[Data rows]
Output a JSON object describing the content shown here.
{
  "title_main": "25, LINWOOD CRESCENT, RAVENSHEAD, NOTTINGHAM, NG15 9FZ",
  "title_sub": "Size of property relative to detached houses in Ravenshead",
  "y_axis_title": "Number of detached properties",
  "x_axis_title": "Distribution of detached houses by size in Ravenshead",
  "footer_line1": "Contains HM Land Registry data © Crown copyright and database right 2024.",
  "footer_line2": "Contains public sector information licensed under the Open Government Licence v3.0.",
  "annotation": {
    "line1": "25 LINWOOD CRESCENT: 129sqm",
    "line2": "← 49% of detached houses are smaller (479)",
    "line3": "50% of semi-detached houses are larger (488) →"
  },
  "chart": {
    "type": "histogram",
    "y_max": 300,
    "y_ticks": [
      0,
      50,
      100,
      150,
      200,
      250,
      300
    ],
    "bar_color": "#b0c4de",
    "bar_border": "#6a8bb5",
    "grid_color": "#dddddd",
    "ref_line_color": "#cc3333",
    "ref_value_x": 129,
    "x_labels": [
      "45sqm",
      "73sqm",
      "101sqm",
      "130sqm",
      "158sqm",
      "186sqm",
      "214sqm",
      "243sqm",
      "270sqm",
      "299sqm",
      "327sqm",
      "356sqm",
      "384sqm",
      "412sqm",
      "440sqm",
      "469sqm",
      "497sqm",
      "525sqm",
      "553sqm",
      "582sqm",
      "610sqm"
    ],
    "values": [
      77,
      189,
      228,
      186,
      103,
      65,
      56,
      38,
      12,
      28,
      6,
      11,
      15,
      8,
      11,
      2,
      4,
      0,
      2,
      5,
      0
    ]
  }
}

[Requirements]
Every record above should be output exactly.

[Written answer]
Output a JSON object describing the content shown here.
{
  "title_main": "25, LINWOOD CRESCENT, RAVENSHEAD, NOTTINGHAM, NG15 9FZ",
  "title_sub": "Size of property relative to detached houses in Ravenshead",
  "y_axis_title": "Number of detached properties",
  "x_axis_title": "Distribution of detached houses by size in Ravenshead",
  "footer_line1": "Contains HM Land Registry data © Crown copyright and database right 2024.",
  "footer_line2": "Contains public sector information licensed under the Open Government Licence v3.0.",
  "annotation": {
    "line1": "25 LINWOOD CRESCENT: 129sqm",
    "line2": "← 49% of detached houses are smaller (479)",
    "line3": "50% of semi-detached houses are larger (488) →"
  },
  "chart": {
    "type": "histogram",
    "y_max": 300,
    "y_ticks": [
      0,
      50,
      100,
      150,
      200,
      250,
      300
    ],
    "bar_color": "#b0c4de",
    "bar_border": "#6a8bb5",
    "grid_color": "#dddddd",
    "ref_line_color": "#cc3333",
    "ref_value_x": 129,
    "x_labels": [
      "45sqm",
      "73sqm",
      "101sqm",
      "130sqm",
      "158sqm",
      "186sqm",
      "214sqm",
      "243sqm",
      "270sqm",
      "299sqm",
      "327sqm",
      "356sqm",
      "384sqm",
      "412sqm",
      "440sqm",
      "469sqm",
      "497sqm",
      "525sqm",
      "553sqm",
      "582sqm",
      "610sqm"
    ],
    "values": [
      77,
      189,
      228,
      186,
      103,
      65,
      56,
      38,
      12,
      28,
      6,
      11,
      15,
      8,
      11,
      2,
      4,
      0,
      2,
      5,
      0
    ]
  }
}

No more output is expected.